**AIM OF THE EXERCISE**
Word for word, set down the records and skip each picture.

** START OF RECORD LIST **

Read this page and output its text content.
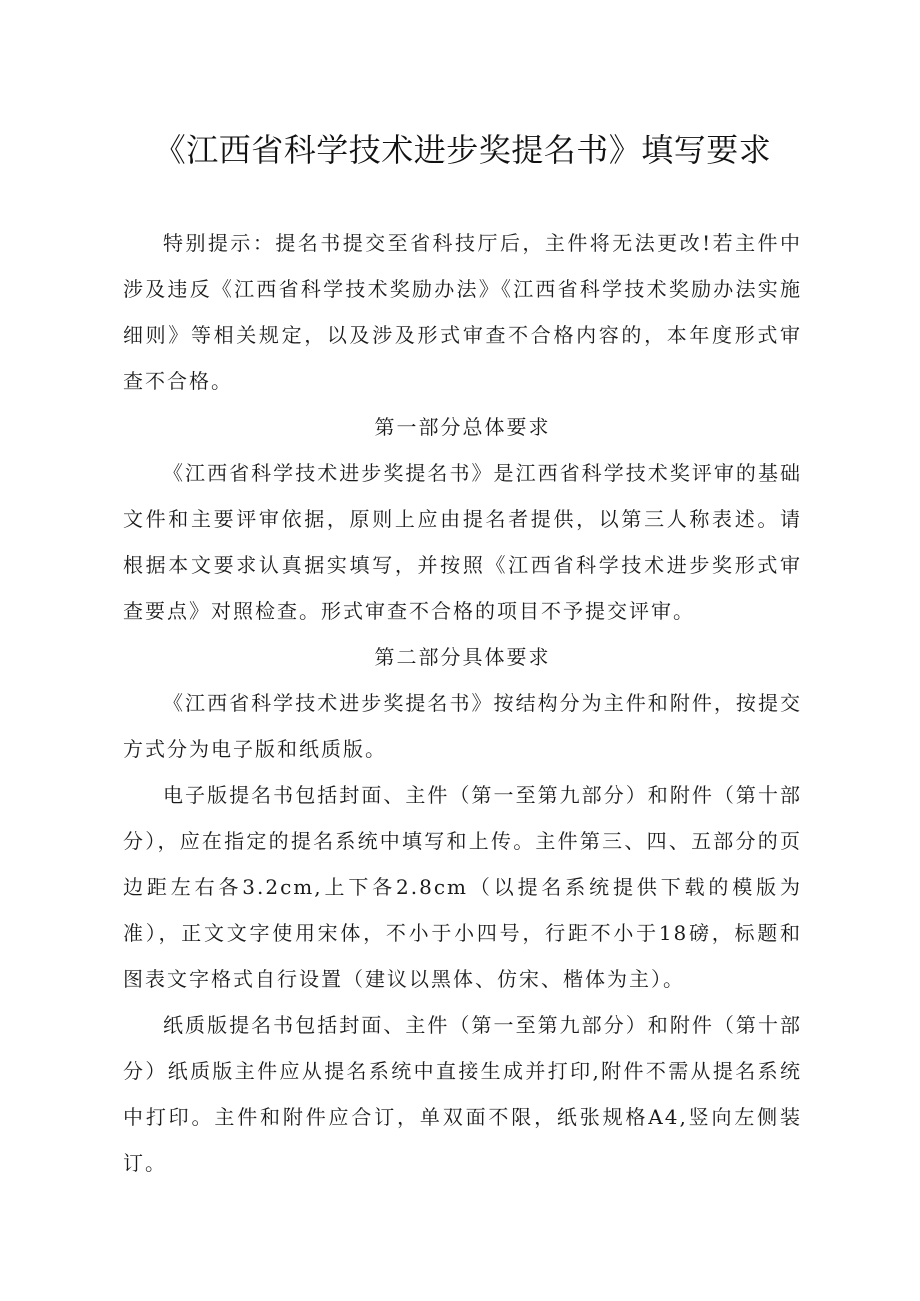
《江西省科学技术进步奖提名书》填写要求

特别提示：提名书提交至省科技厅后，主件将无法更改!若主件中涉及违反《江西省科学技术奖励办法》《江西省科学技术奖励办法实施细则》等相关规定，以及涉及形式审查不合格内容的，本年度形式审查不合格。

第一部分总体要求

《江西省科学技术进步奖提名书》是江西省科学技术奖评审的基础文件和主要评审依据，原则上应由提名者提供，以第三人称表述。请根据本文要求认真据实填写，并按照《江西省科学技术进步奖形式审查要点》对照检查。形式审查不合格的项目不予提交评审。

第二部分具体要求

《江西省科学技术进步奖提名书》按结构分为主件和附件，按提交方式分为电子版和纸质版。

电子版提名书包括封面、主件（第一至第九部分）和附件（第十部分），应在指定的提名系统中填写和上传。主件第三、四、五部分的页边距左右各3.2cm,上下各2.8cm（以提名系统提供下载的模版为准），正文文字使用宋体，不小于小四号，行距不小于18磅，标题和图表文字格式自行设置（建议以黑体、仿宋、楷体为主）。

纸质版提名书包括封面、主件（第一至第九部分）和附件（第十部分）纸质版主件应从提名系统中直接生成并打印,附件不需从提名系统中打印。主件和附件应合订，单双面不限，纸张规格A4,竖向左侧装订。
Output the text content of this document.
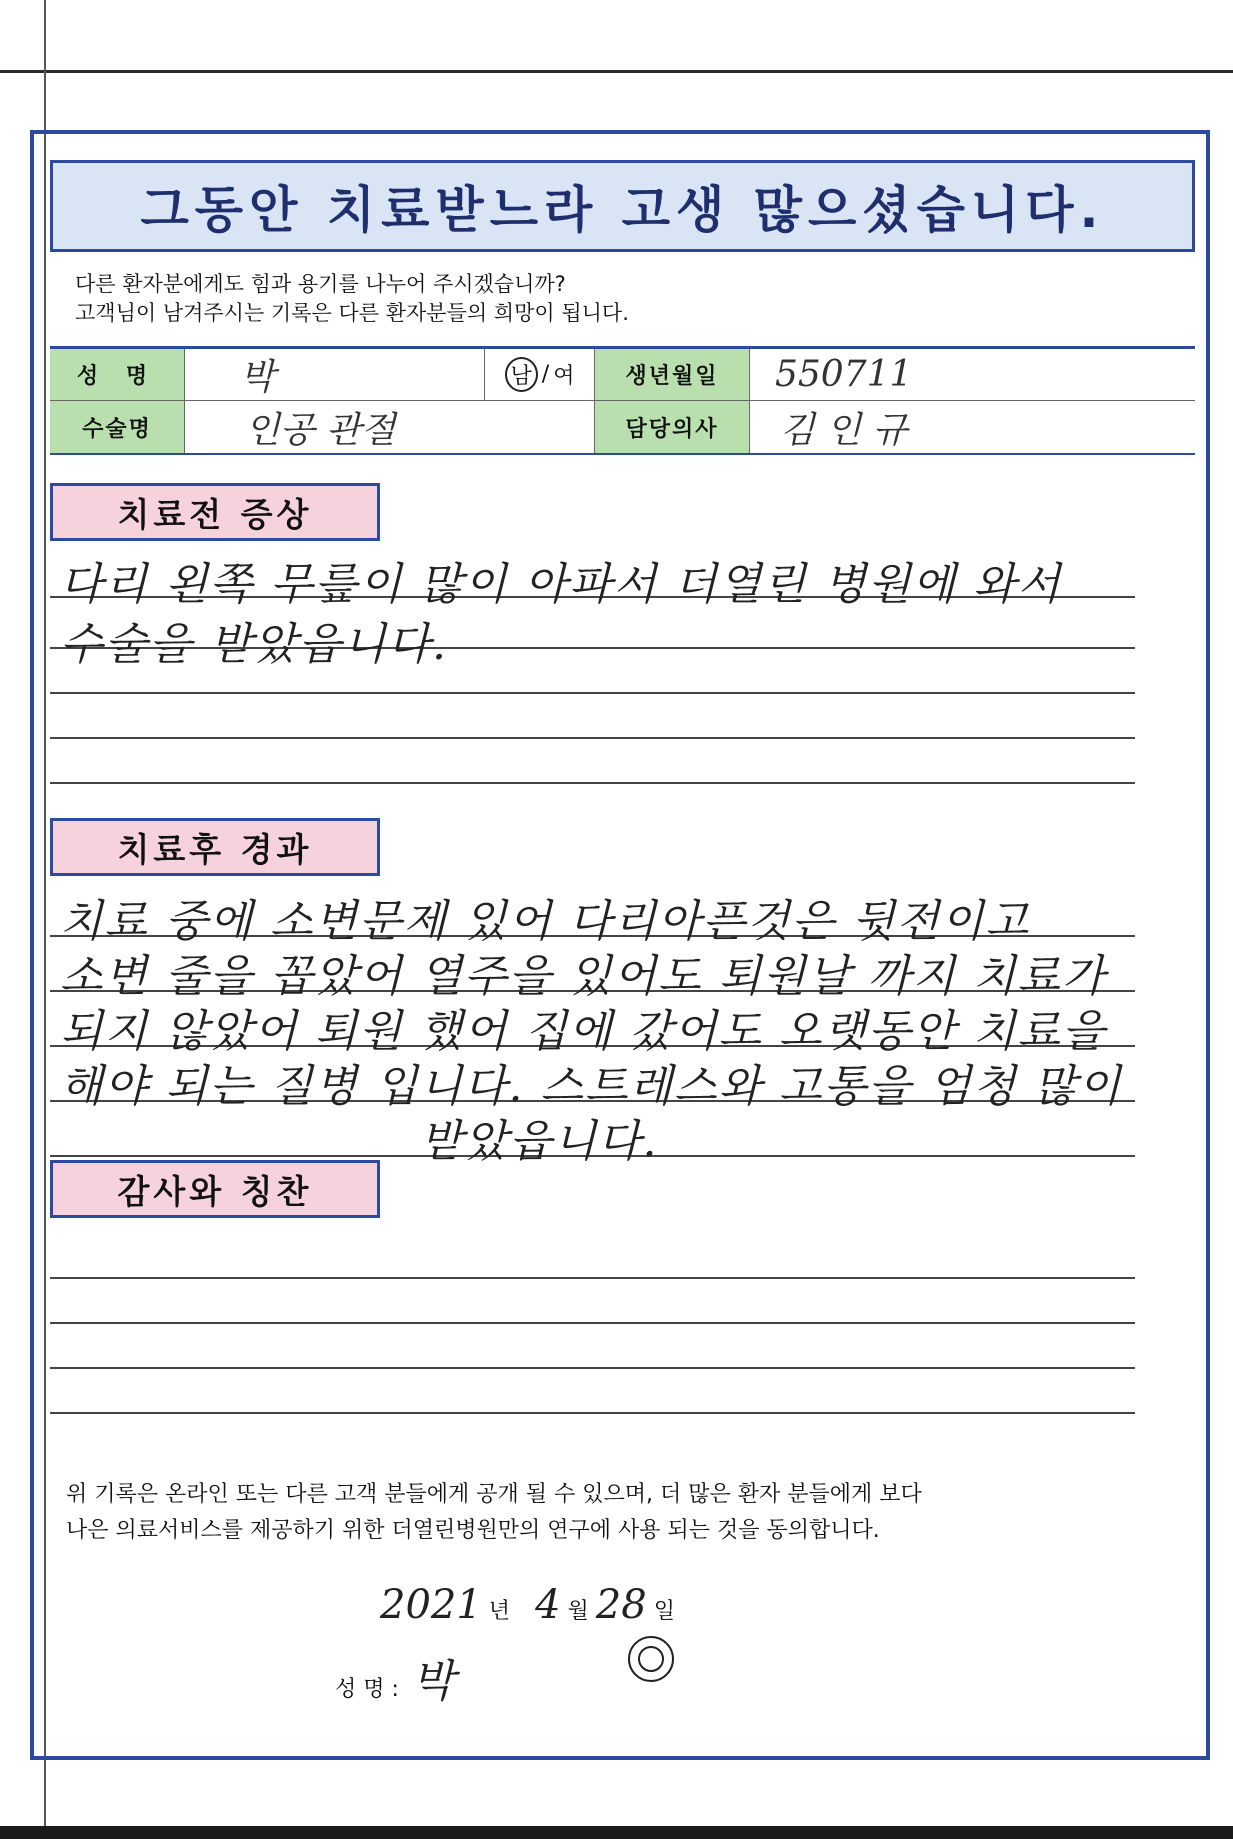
그동안 치료받느라 고생 많으셨습니다.
다른 환자분에게도 힘과 용기를 나누어 주시겠습니까?
고객님이 남겨주시는 기록은 다른 환자분들의 희망이 됩니다.
성 명	박	남 / 여	생년월일	550711
수술명	인공 관절	담당의사	김 인 규
치료전 증상
다리 왼쪽 무릎이 많이 아파서 더열린 병원에 와서
수술을 받았읍니다.
치료후 경과
치료 중에 소변문제 있어 다리아픈것은 뒷전이고
소변 줄을 꼽았어 열주을 있어도 퇴원날 까지 치료가
되지 않았어 퇴원 했어 집에 갔어도 오랫동안 치료을
해야 되는 질병 입니다. 스트레스와 고통을 엄청 많이
받았읍니다.
감사와 칭찬
위 기록은 온라인 또는 다른 고객 분들에게 공개 될 수 있으며, 더 많은 환자 분들에게 보다
나은 의료서비스를 제공하기 위한 더열린병원만의 연구에 사용 되는 것을 동의합니다.
2021 년 4 월 28 일
성 명 : 박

** END OF RECORD LIST **

**RESULT FOR THIS EXERCISE**
Read this page and output its text content.
《江西省科学技术进步奖提名书》填写要求

特别提示：提名书提交至省科技厅后，主件将无法更改!若主件中涉及违反《江西省科学技术奖励办法》《江西省科学技术奖励办法实施细则》等相关规定，以及涉及形式审查不合格内容的，本年度形式审查不合格。

第一部分总体要求

《江西省科学技术进步奖提名书》是江西省科学技术奖评审的基础文件和主要评审依据，原则上应由提名者提供，以第三人称表述。请根据本文要求认真据实填写，并按照《江西省科学技术进步奖形式审查要点》对照检查。形式审查不合格的项目不予提交评审。

第二部分具体要求

《江西省科学技术进步奖提名书》按结构分为主件和附件，按提交方式分为电子版和纸质版。

电子版提名书包括封面、主件（第一至第九部分）和附件（第十部分），应在指定的提名系统中填写和上传。主件第三、四、五部分的页边距左右各3.2cm,上下各2.8cm（以提名系统提供下载的模版为准），正文文字使用宋体，不小于小四号，行距不小于18磅，标题和图表文字格式自行设置（建议以黑体、仿宋、楷体为主）。

纸质版提名书包括封面、主件（第一至第九部分）和附件（第十部分）纸质版主件应从提名系统中直接生成并打印,附件不需从提名系统中打印。主件和附件应合订，单双面不限，纸张规格A4,竖向左侧装订。
Output the text content of this document.
그동안 치료받느라 고생 많으셨습니다.
다른 환자분에게도 힘과 용기를 나누어 주시겠습니까?
고객님이 남겨주시는 기록은 다른 환자분들의 희망이 됩니다.
성 명	박	남 / 여	생년월일	550711
수술명	인공 관절	담당의사	김 인 규
치료전 증상
다리 왼쪽 무릎이 많이 아파서 더열린 병원에 와서
수술을 받았읍니다.
치료후 경과
치료 중에 소변문제 있어 다리아픈것은 뒷전이고
소변 줄을 꼽았어 열주을 있어도 퇴원날 까지 치료가
되지 않았어 퇴원 했어 집에 갔어도 오랫동안 치료을
해야 되는 질병 입니다. 스트레스와 고통을 엄청 많이
받았읍니다.
감사와 칭찬
위 기록은 온라인 또는 다른 고객 분들에게 공개 될 수 있으며, 더 많은 환자 분들에게 보다
나은 의료서비스를 제공하기 위한 더열린병원만의 연구에 사용 되는 것을 동의합니다.
2021 년 4 월 28 일
성 명 : 박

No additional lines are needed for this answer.